*What to work on*. Pictures do not belong in the copy; quote every entry below exactly.

[Items from a dataset]
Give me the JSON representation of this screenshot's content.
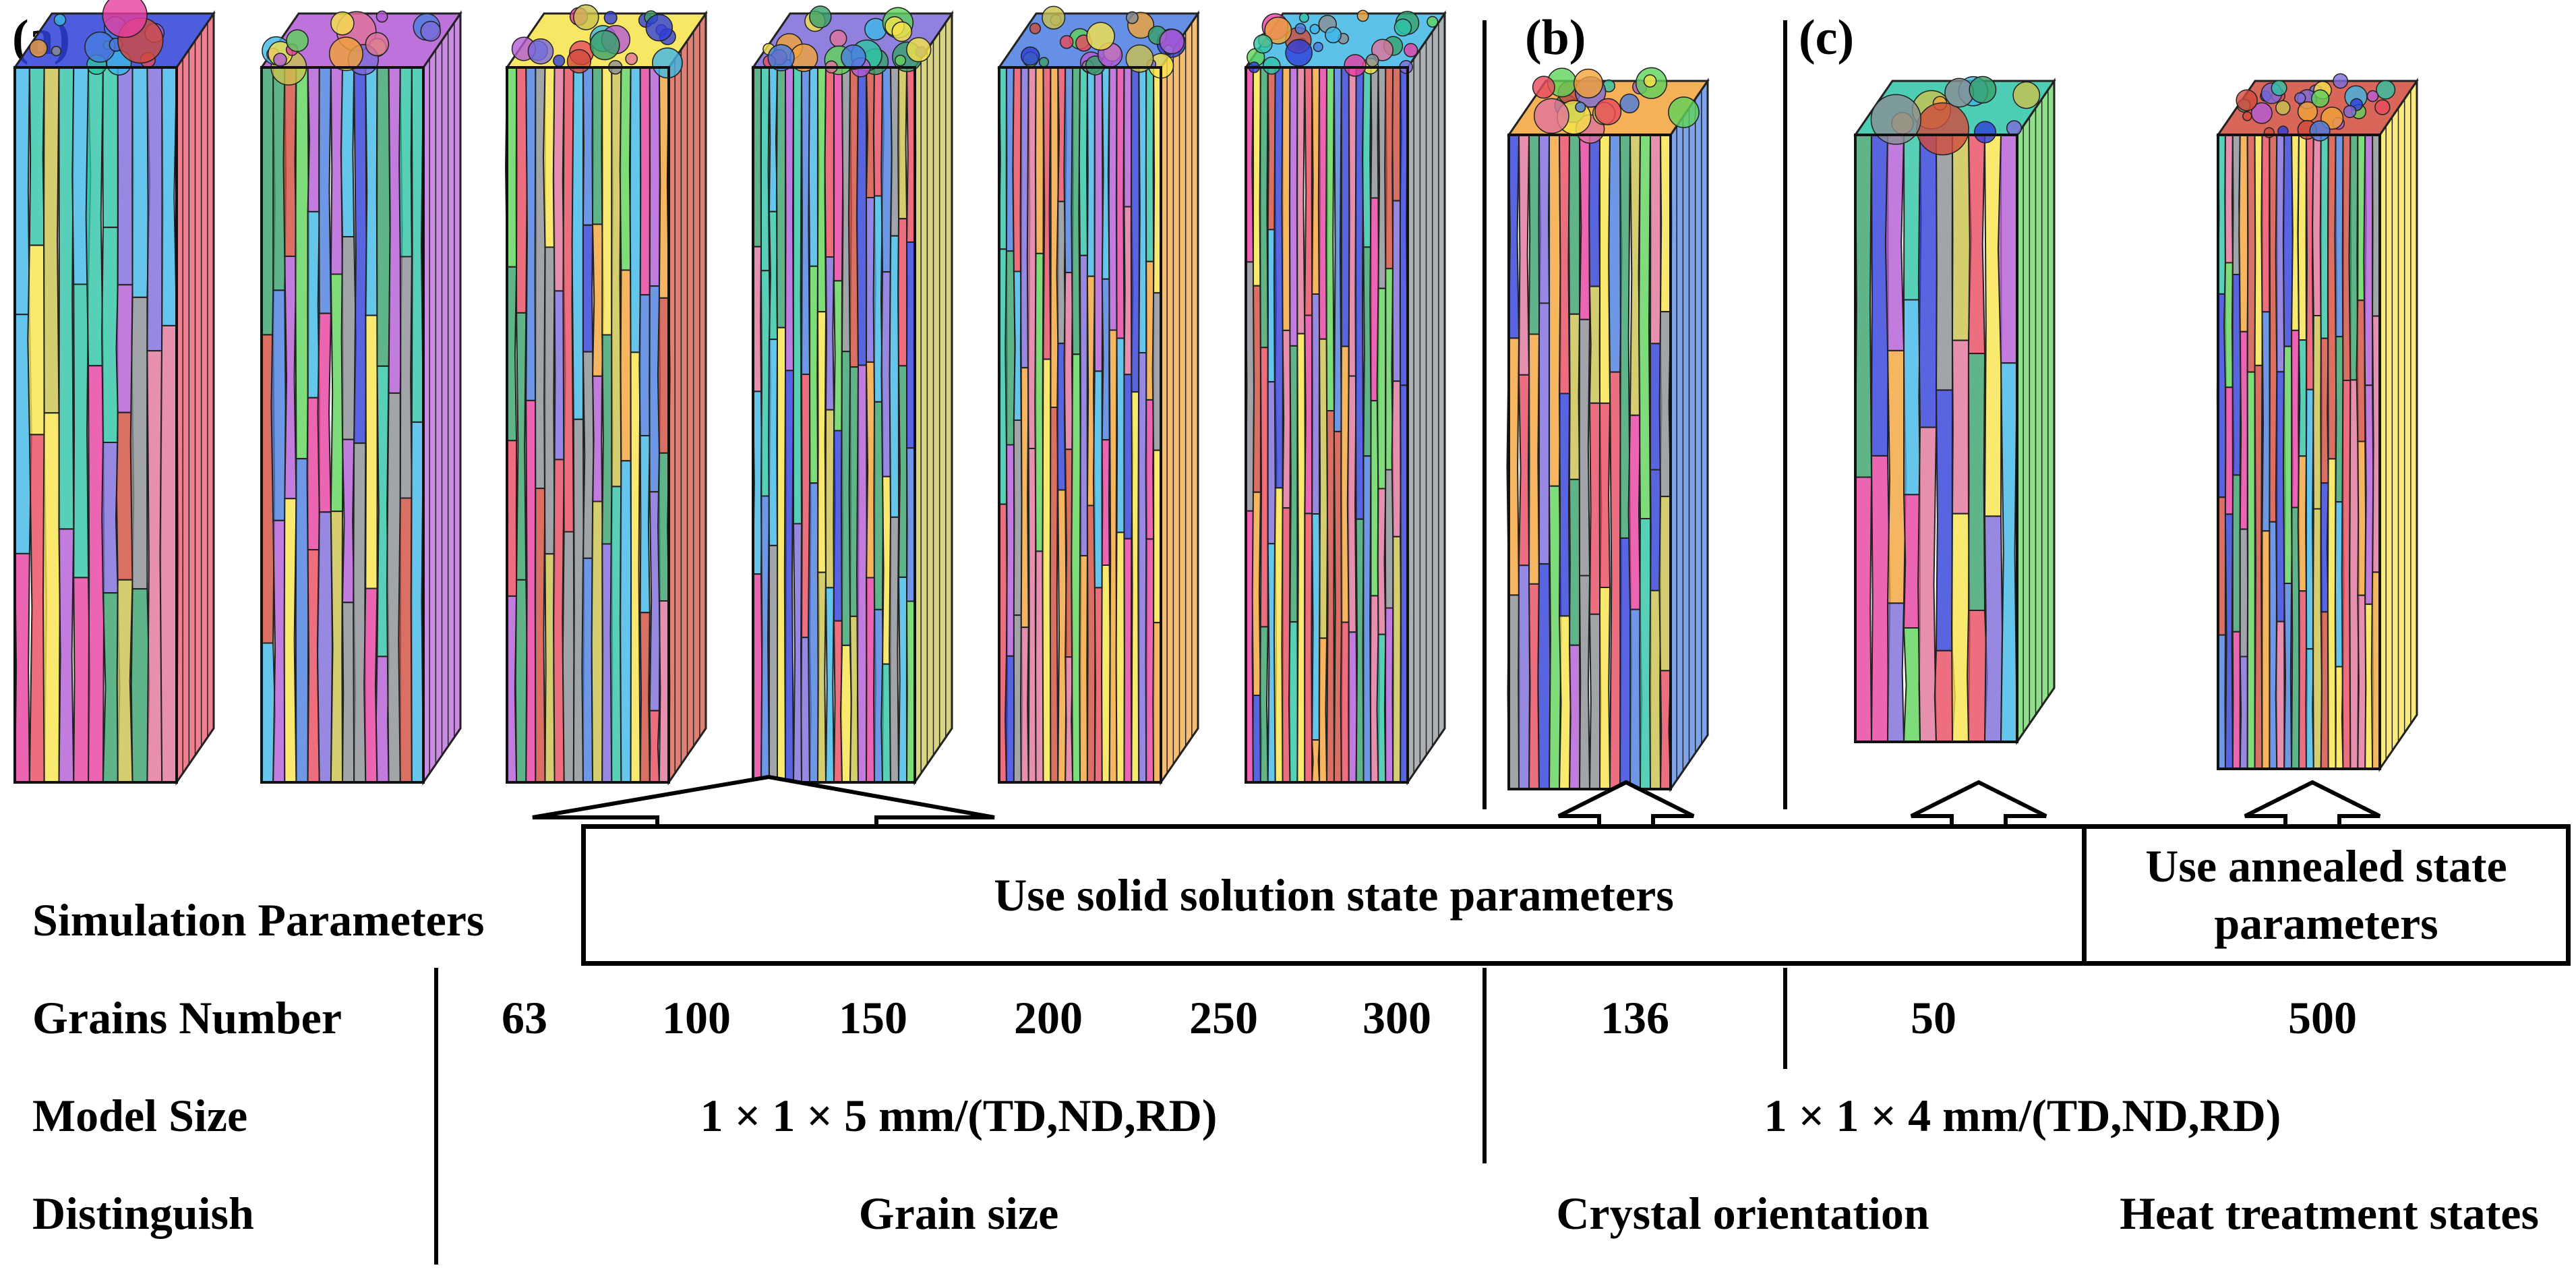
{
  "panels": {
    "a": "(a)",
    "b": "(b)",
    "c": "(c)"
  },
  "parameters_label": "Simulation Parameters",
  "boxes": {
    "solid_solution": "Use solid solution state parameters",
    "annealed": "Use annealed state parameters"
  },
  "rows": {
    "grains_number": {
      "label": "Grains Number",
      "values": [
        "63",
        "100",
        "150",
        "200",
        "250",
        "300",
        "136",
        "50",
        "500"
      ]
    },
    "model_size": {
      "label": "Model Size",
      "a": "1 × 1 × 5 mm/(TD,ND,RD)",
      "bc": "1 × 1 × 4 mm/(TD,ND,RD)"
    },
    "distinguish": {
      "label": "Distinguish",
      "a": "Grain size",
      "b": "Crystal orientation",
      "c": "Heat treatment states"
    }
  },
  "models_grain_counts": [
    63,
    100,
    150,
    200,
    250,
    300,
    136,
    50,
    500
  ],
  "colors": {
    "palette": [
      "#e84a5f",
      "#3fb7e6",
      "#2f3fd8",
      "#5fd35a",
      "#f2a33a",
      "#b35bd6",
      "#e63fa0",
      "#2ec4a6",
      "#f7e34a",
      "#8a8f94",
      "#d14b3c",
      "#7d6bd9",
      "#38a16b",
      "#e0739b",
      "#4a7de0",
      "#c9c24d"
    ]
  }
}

*Full solution*.
Give me the JSON representation of this screenshot's content.
{
  "panels": {
    "a": "(a)",
    "b": "(b)",
    "c": "(c)"
  },
  "parameters_label": "Simulation Parameters",
  "boxes": {
    "solid_solution": "Use solid solution state parameters",
    "annealed": "Use annealed state parameters"
  },
  "rows": {
    "grains_number": {
      "label": "Grains Number",
      "values": [
        "63",
        "100",
        "150",
        "200",
        "250",
        "300",
        "136",
        "50",
        "500"
      ]
    },
    "model_size": {
      "label": "Model Size",
      "a": "1 × 1 × 5 mm/(TD,ND,RD)",
      "bc": "1 × 1 × 4 mm/(TD,ND,RD)"
    },
    "distinguish": {
      "label": "Distinguish",
      "a": "Grain size",
      "b": "Crystal orientation",
      "c": "Heat treatment states"
    }
  },
  "models_grain_counts": [
    63,
    100,
    150,
    200,
    250,
    300,
    136,
    50,
    500
  ],
  "colors": {
    "palette": [
      "#e84a5f",
      "#3fb7e6",
      "#2f3fd8",
      "#5fd35a",
      "#f2a33a",
      "#b35bd6",
      "#e63fa0",
      "#2ec4a6",
      "#f7e34a",
      "#8a8f94",
      "#d14b3c",
      "#7d6bd9",
      "#38a16b",
      "#e0739b",
      "#4a7de0",
      "#c9c24d"
    ]
  }
}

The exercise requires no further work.